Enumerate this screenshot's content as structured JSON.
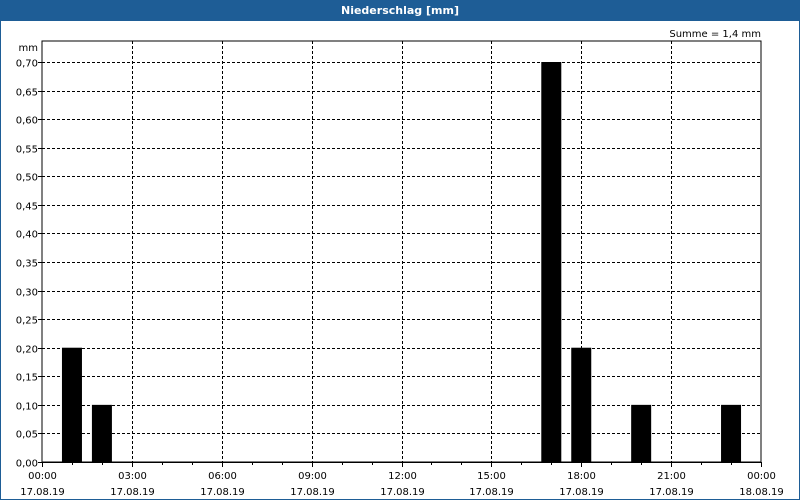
{
  "window": {
    "title": "Niederschlag [mm]"
  },
  "chart_data": {
    "type": "bar",
    "title": "Niederschlag [mm]",
    "ylabel": "mm",
    "summary": "Summe = 1,4 mm",
    "ylim": [
      0,
      0.7
    ],
    "xlim_hours": [
      0,
      24
    ],
    "y_ticks": [
      0,
      0.05,
      0.1,
      0.15,
      0.2,
      0.25,
      0.3,
      0.35,
      0.4,
      0.45,
      0.5,
      0.55,
      0.6,
      0.65,
      0.7
    ],
    "y_tick_labels": [
      "0,00",
      "0,05",
      "0,10",
      "0,15",
      "0,20",
      "0,25",
      "0,30",
      "0,35",
      "0,40",
      "0,45",
      "0,50",
      "0,55",
      "0,60",
      "0,65",
      "0,70"
    ],
    "x_ticks_hours": [
      0,
      3,
      6,
      9,
      12,
      15,
      18,
      21,
      24
    ],
    "x_tick_labels": [
      [
        "00:00",
        "17.08.19"
      ],
      [
        "03:00",
        "17.08.19"
      ],
      [
        "06:00",
        "17.08.19"
      ],
      [
        "09:00",
        "17.08.19"
      ],
      [
        "12:00",
        "17.08.19"
      ],
      [
        "15:00",
        "17.08.19"
      ],
      [
        "18:00",
        "17.08.19"
      ],
      [
        "21:00",
        "17.08.19"
      ],
      [
        "00:00",
        "18.08.19"
      ]
    ],
    "grid": true,
    "bar_color": "#000000",
    "bars": [
      {
        "hour": 1,
        "value": 0.2
      },
      {
        "hour": 2,
        "value": 0.1
      },
      {
        "hour": 17,
        "value": 0.7
      },
      {
        "hour": 18,
        "value": 0.2
      },
      {
        "hour": 20,
        "value": 0.1
      },
      {
        "hour": 23,
        "value": 0.1
      }
    ]
  }
}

*-*-*

- Task statement -
Output the records above exactly as they are, leaving out the pictures.

- Task answer -
Enumerate this screenshot's content as structured JSON.
{
  "window": {
    "title": "Niederschlag [mm]"
  },
  "chart_data": {
    "type": "bar",
    "title": "Niederschlag [mm]",
    "ylabel": "mm",
    "summary": "Summe = 1,4 mm",
    "ylim": [
      0,
      0.7
    ],
    "xlim_hours": [
      0,
      24
    ],
    "y_ticks": [
      0,
      0.05,
      0.1,
      0.15,
      0.2,
      0.25,
      0.3,
      0.35,
      0.4,
      0.45,
      0.5,
      0.55,
      0.6,
      0.65,
      0.7
    ],
    "y_tick_labels": [
      "0,00",
      "0,05",
      "0,10",
      "0,15",
      "0,20",
      "0,25",
      "0,30",
      "0,35",
      "0,40",
      "0,45",
      "0,50",
      "0,55",
      "0,60",
      "0,65",
      "0,70"
    ],
    "x_ticks_hours": [
      0,
      3,
      6,
      9,
      12,
      15,
      18,
      21,
      24
    ],
    "x_tick_labels": [
      [
        "00:00",
        "17.08.19"
      ],
      [
        "03:00",
        "17.08.19"
      ],
      [
        "06:00",
        "17.08.19"
      ],
      [
        "09:00",
        "17.08.19"
      ],
      [
        "12:00",
        "17.08.19"
      ],
      [
        "15:00",
        "17.08.19"
      ],
      [
        "18:00",
        "17.08.19"
      ],
      [
        "21:00",
        "17.08.19"
      ],
      [
        "00:00",
        "18.08.19"
      ]
    ],
    "grid": true,
    "bar_color": "#000000",
    "bars": [
      {
        "hour": 1,
        "value": 0.2
      },
      {
        "hour": 2,
        "value": 0.1
      },
      {
        "hour": 17,
        "value": 0.7
      },
      {
        "hour": 18,
        "value": 0.2
      },
      {
        "hour": 20,
        "value": 0.1
      },
      {
        "hour": 23,
        "value": 0.1
      }
    ]
  }
}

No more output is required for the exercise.